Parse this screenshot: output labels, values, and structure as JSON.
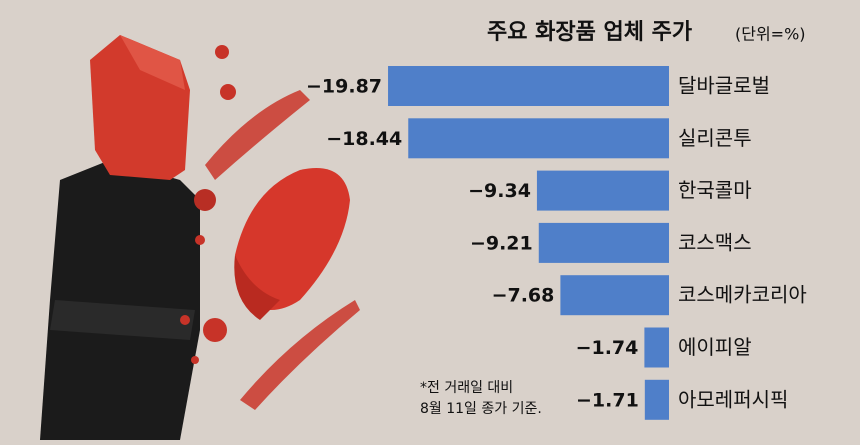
{
  "chart_data": {
    "type": "bar",
    "orientation": "horizontal",
    "title": "주요 화장품 업체 주가",
    "subtitle": "(단위=%)",
    "categories": [
      "달바글로벌",
      "실리콘투",
      "한국콜마",
      "코스맥스",
      "코스메카코리아",
      "에이피알",
      "아모레퍼시픽"
    ],
    "values": [
      -19.87,
      -18.44,
      -9.34,
      -9.21,
      -7.68,
      -1.74,
      -1.71
    ],
    "value_labels": [
      "−19.87",
      "−18.44",
      "−9.34",
      "−9.21",
      "−7.68",
      "−1.74",
      "−1.71"
    ],
    "color": "#4f7fc9",
    "note": [
      "*전 거래일 대비",
      "8월 11일 종가 기준."
    ]
  }
}
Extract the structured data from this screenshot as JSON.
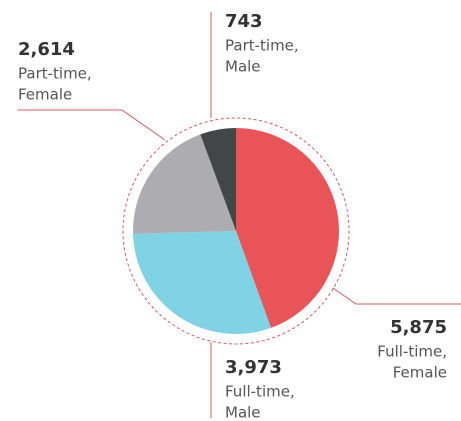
{
  "chart_data": {
    "type": "pie",
    "categories": [
      [
        "Full-time,",
        "Female"
      ],
      [
        "Full-time,",
        "Male"
      ],
      [
        "Part-time,",
        "Female"
      ],
      [
        "Part-time,",
        "Male"
      ]
    ],
    "values": [
      5875,
      3973,
      2614,
      743
    ],
    "value_labels": [
      "5,875",
      "3,973",
      "2,614",
      "743"
    ],
    "colors": [
      "#e85457",
      "#80d3e4",
      "#adadb1",
      "#434547"
    ]
  }
}
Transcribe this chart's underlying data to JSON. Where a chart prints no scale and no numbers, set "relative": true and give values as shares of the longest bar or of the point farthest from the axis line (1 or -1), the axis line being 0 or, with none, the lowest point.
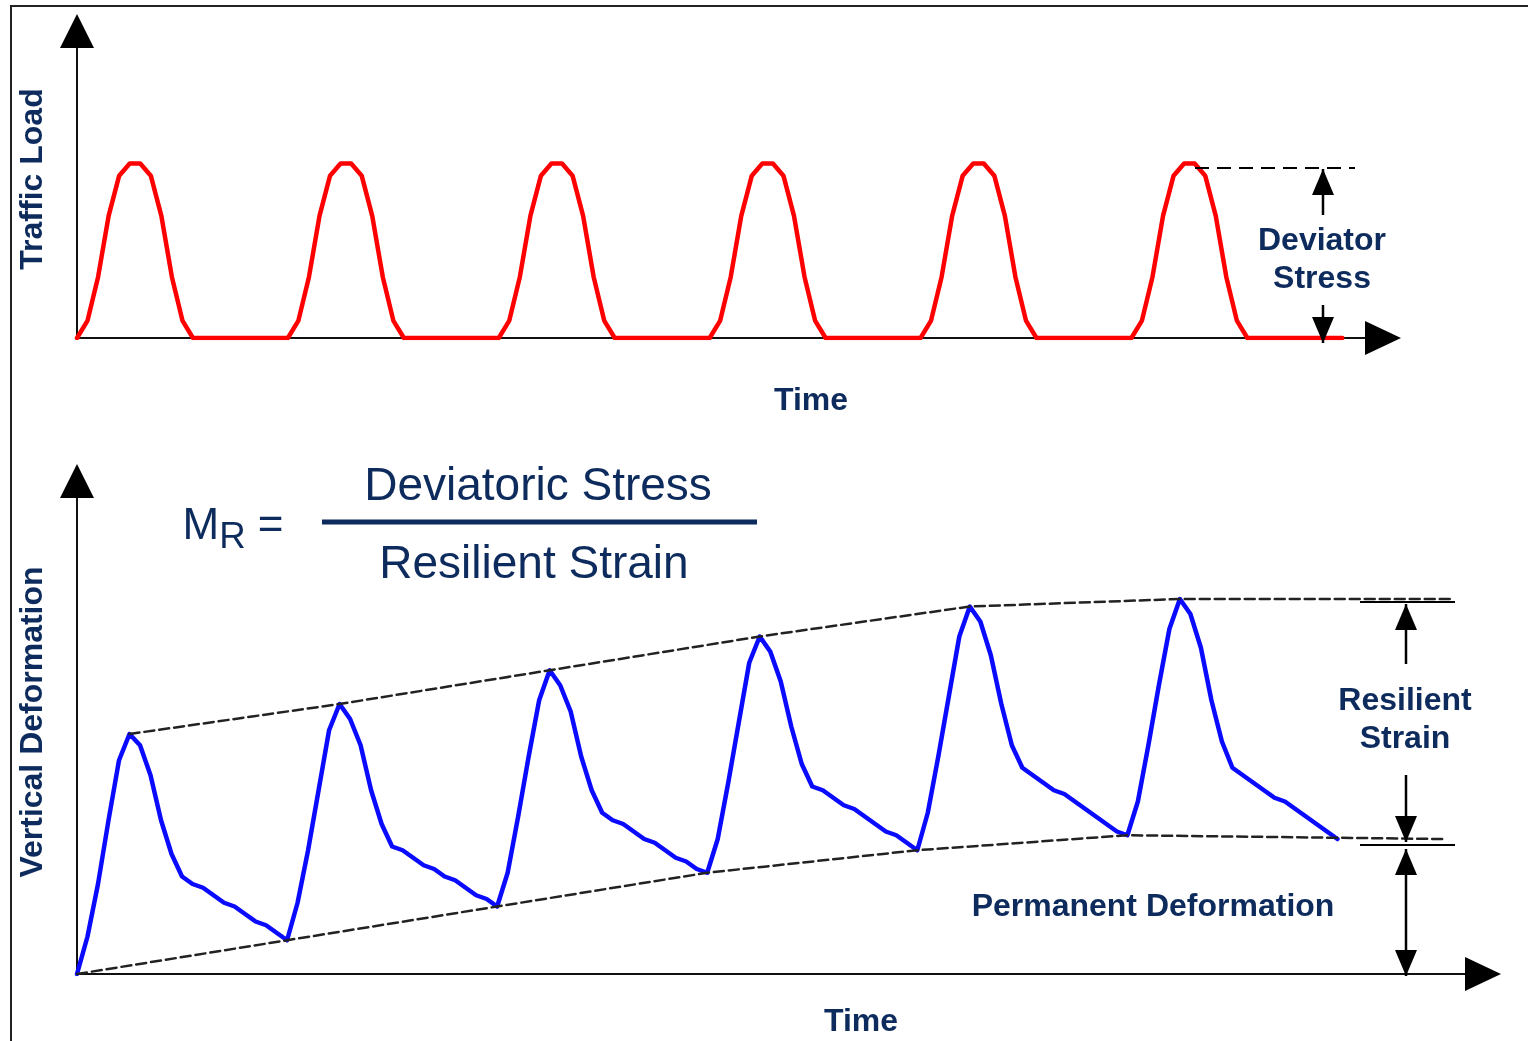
{
  "chart_data": [
    {
      "type": "line",
      "relative": true,
      "marker": "none",
      "xlabel": "Time",
      "ylabel": "Traffic Load",
      "annotations": [
        "Deviator Stress"
      ],
      "categories": [
        null,
        null,
        null,
        null,
        null,
        null,
        null,
        null,
        null,
        null,
        null,
        null,
        null,
        null,
        null,
        null,
        null,
        null,
        null,
        null,
        null,
        null,
        null,
        null,
        null,
        null,
        null,
        null,
        null,
        null,
        null,
        null,
        null,
        null,
        null,
        null,
        null,
        null,
        null,
        null,
        null,
        null,
        null,
        null,
        null,
        null,
        null,
        null,
        null,
        null,
        null,
        null,
        null,
        null,
        null,
        null,
        null,
        null,
        null,
        null,
        null,
        null,
        null,
        null,
        null,
        null,
        null,
        null,
        null,
        null,
        null,
        null,
        null,
        null,
        null,
        null,
        null,
        null,
        null,
        null,
        null,
        null,
        null,
        null,
        null,
        null,
        null,
        null,
        null,
        null,
        null,
        null,
        null,
        null,
        null,
        null,
        null,
        null,
        null,
        null,
        null,
        null,
        null,
        null,
        null,
        null,
        null,
        null,
        null,
        null,
        null,
        null,
        null,
        null,
        null,
        null,
        null,
        null,
        null,
        null,
        null,
        null,
        null,
        null,
        null,
        null
      ],
      "series": [
        {
          "color": "#ff0000",
          "line_style": "solid",
          "values": [
            0,
            0.1,
            0.35,
            0.7,
            0.93,
            1,
            1,
            0.93,
            0.7,
            0.35,
            0.1,
            0,
            0,
            0,
            0,
            0,
            0,
            0,
            0,
            0,
            0,
            0.1,
            0.35,
            0.7,
            0.93,
            1,
            1,
            0.93,
            0.7,
            0.35,
            0.1,
            0,
            0,
            0,
            0,
            0,
            0,
            0,
            0,
            0,
            0,
            0.1,
            0.35,
            0.7,
            0.93,
            1,
            1,
            0.93,
            0.7,
            0.35,
            0.1,
            0,
            0,
            0,
            0,
            0,
            0,
            0,
            0,
            0,
            0,
            0.1,
            0.35,
            0.7,
            0.93,
            1,
            1,
            0.93,
            0.7,
            0.35,
            0.1,
            0,
            0,
            0,
            0,
            0,
            0,
            0,
            0,
            0,
            0,
            0.1,
            0.35,
            0.7,
            0.93,
            1,
            1,
            0.93,
            0.7,
            0.35,
            0.1,
            0,
            0,
            0,
            0,
            0,
            0,
            0,
            0,
            0,
            0,
            0.1,
            0.35,
            0.7,
            0.93,
            1,
            1,
            0.93,
            0.7,
            0.35,
            0.1,
            0,
            0,
            0,
            0,
            0,
            0,
            0,
            0,
            0,
            0,
            null,
            null,
            null,
            null,
            null
          ]
        }
      ]
    },
    {
      "type": "line",
      "relative": true,
      "marker": "none",
      "xlabel": "Time",
      "ylabel": "Vertical Deformation",
      "annotations": [
        "M$_{R}$ =",
        "Deviatoric Stress",
        "Resilient Strain",
        "Resilient Strain",
        "Permanent Deformation"
      ],
      "categories": [
        null,
        null,
        null,
        null,
        null,
        null,
        null,
        null,
        null,
        null,
        null,
        null,
        null,
        null,
        null,
        null,
        null,
        null,
        null,
        null,
        null,
        null,
        null,
        null,
        null,
        null,
        null,
        null,
        null,
        null,
        null,
        null,
        null,
        null,
        null,
        null,
        null,
        null,
        null,
        null,
        null,
        null,
        null,
        null,
        null,
        null,
        null,
        null,
        null,
        null,
        null,
        null,
        null,
        null,
        null,
        null,
        null,
        null,
        null,
        null,
        null,
        null,
        null,
        null,
        null,
        null,
        null,
        null,
        null,
        null,
        null,
        null,
        null,
        null,
        null,
        null,
        null,
        null,
        null,
        null,
        null,
        null,
        null,
        null,
        null,
        null,
        null,
        null,
        null,
        null,
        null,
        null,
        null,
        null,
        null,
        null,
        null,
        null,
        null,
        null,
        null,
        null,
        null,
        null,
        null,
        null,
        null,
        null,
        null,
        null,
        null,
        null,
        null,
        null,
        null,
        null,
        null,
        null,
        null,
        null,
        null,
        null,
        null,
        null,
        null,
        null,
        null,
        null,
        null,
        null,
        null,
        null,
        null,
        null,
        null,
        null
      ],
      "series": [
        {
          "color": "#0a0aff",
          "line_style": "solid",
          "values": [
            0,
            0.1,
            0.24,
            0.41,
            0.57,
            0.64,
            0.61,
            0.53,
            0.41,
            0.32,
            0.26,
            0.24,
            0.23,
            0.21,
            0.19,
            0.18,
            0.16,
            0.14,
            0.13,
            0.11,
            0.09,
            0.19,
            0.33,
            0.49,
            0.65,
            0.72,
            0.68,
            0.61,
            0.49,
            0.4,
            0.34,
            0.33,
            0.31,
            0.29,
            0.28,
            0.26,
            0.25,
            0.23,
            0.21,
            0.2,
            0.18,
            0.27,
            0.42,
            0.58,
            0.73,
            0.81,
            0.77,
            0.7,
            0.58,
            0.49,
            0.43,
            0.41,
            0.4,
            0.38,
            0.36,
            0.35,
            0.33,
            0.31,
            0.3,
            0.28,
            0.27,
            0.36,
            0.51,
            0.67,
            0.83,
            0.9,
            0.86,
            0.78,
            0.66,
            0.56,
            0.5,
            0.49,
            0.47,
            0.45,
            0.44,
            0.42,
            0.4,
            0.38,
            0.37,
            0.35,
            0.33,
            0.43,
            0.58,
            0.74,
            0.9,
            0.98,
            0.94,
            0.85,
            0.72,
            0.61,
            0.55,
            0.53,
            0.51,
            0.49,
            0.48,
            0.46,
            0.44,
            0.42,
            0.4,
            0.38,
            0.37,
            0.46,
            0.61,
            0.77,
            0.92,
            1,
            0.96,
            0.87,
            0.73,
            0.62,
            0.55,
            0.53,
            0.51,
            0.49,
            0.47,
            0.46,
            0.44,
            0.42,
            0.4,
            0.38,
            0.36,
            null,
            null,
            null,
            null,
            null,
            null,
            null,
            null,
            null,
            null,
            null,
            null,
            null,
            null,
            null
          ]
        },
        {
          "color": "#222222",
          "line_style": "dashed",
          "values": [
            null,
            null,
            null,
            null,
            null,
            0.64,
            null,
            null,
            null,
            null,
            null,
            null,
            null,
            null,
            null,
            null,
            null,
            null,
            null,
            null,
            null,
            null,
            null,
            null,
            null,
            0.72,
            null,
            null,
            null,
            null,
            null,
            null,
            null,
            null,
            null,
            null,
            null,
            null,
            null,
            null,
            null,
            null,
            null,
            null,
            null,
            0.81,
            null,
            null,
            null,
            null,
            null,
            null,
            null,
            null,
            null,
            null,
            null,
            null,
            null,
            null,
            null,
            null,
            null,
            null,
            null,
            0.9,
            null,
            null,
            null,
            null,
            null,
            null,
            null,
            null,
            null,
            null,
            null,
            null,
            null,
            null,
            null,
            null,
            null,
            null,
            null,
            0.98,
            null,
            null,
            null,
            null,
            null,
            null,
            null,
            null,
            null,
            null,
            null,
            null,
            null,
            null,
            null,
            null,
            null,
            null,
            null,
            1,
            null,
            null,
            null,
            null,
            null,
            null,
            null,
            null,
            null,
            null,
            null,
            null,
            null,
            null,
            null,
            null,
            null,
            null,
            null,
            null,
            null,
            null,
            null,
            null,
            null,
            1,
            null,
            null,
            null,
            null
          ]
        },
        {
          "color": "#222222",
          "line_style": "dashed",
          "values": [
            0,
            null,
            null,
            null,
            null,
            null,
            null,
            null,
            null,
            null,
            null,
            null,
            null,
            null,
            null,
            null,
            null,
            null,
            null,
            null,
            0.09,
            null,
            null,
            null,
            null,
            null,
            null,
            null,
            null,
            null,
            null,
            null,
            null,
            null,
            null,
            null,
            null,
            null,
            null,
            null,
            0.18,
            null,
            null,
            null,
            null,
            null,
            null,
            null,
            null,
            null,
            null,
            null,
            null,
            null,
            null,
            null,
            null,
            null,
            null,
            null,
            0.27,
            null,
            null,
            null,
            null,
            null,
            null,
            null,
            null,
            null,
            null,
            null,
            null,
            null,
            null,
            null,
            null,
            null,
            null,
            null,
            0.33,
            null,
            null,
            null,
            null,
            null,
            null,
            null,
            null,
            null,
            null,
            null,
            null,
            null,
            null,
            null,
            null,
            null,
            null,
            null,
            0.37,
            null,
            null,
            null,
            null,
            null,
            null,
            null,
            null,
            null,
            null,
            null,
            null,
            null,
            null,
            null,
            null,
            null,
            null,
            null,
            null,
            null,
            null,
            null,
            null,
            null,
            null,
            null,
            null,
            null,
            0.36,
            null,
            null,
            null,
            null,
            null
          ]
        }
      ]
    }
  ]
}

- _GIVEN REQUEST_:
Find the lines holding "Deformation" and list every one.

- _FINAL RESULT_:
      "ylabel": "Vertical Deformation",
        "Permanent Deformation"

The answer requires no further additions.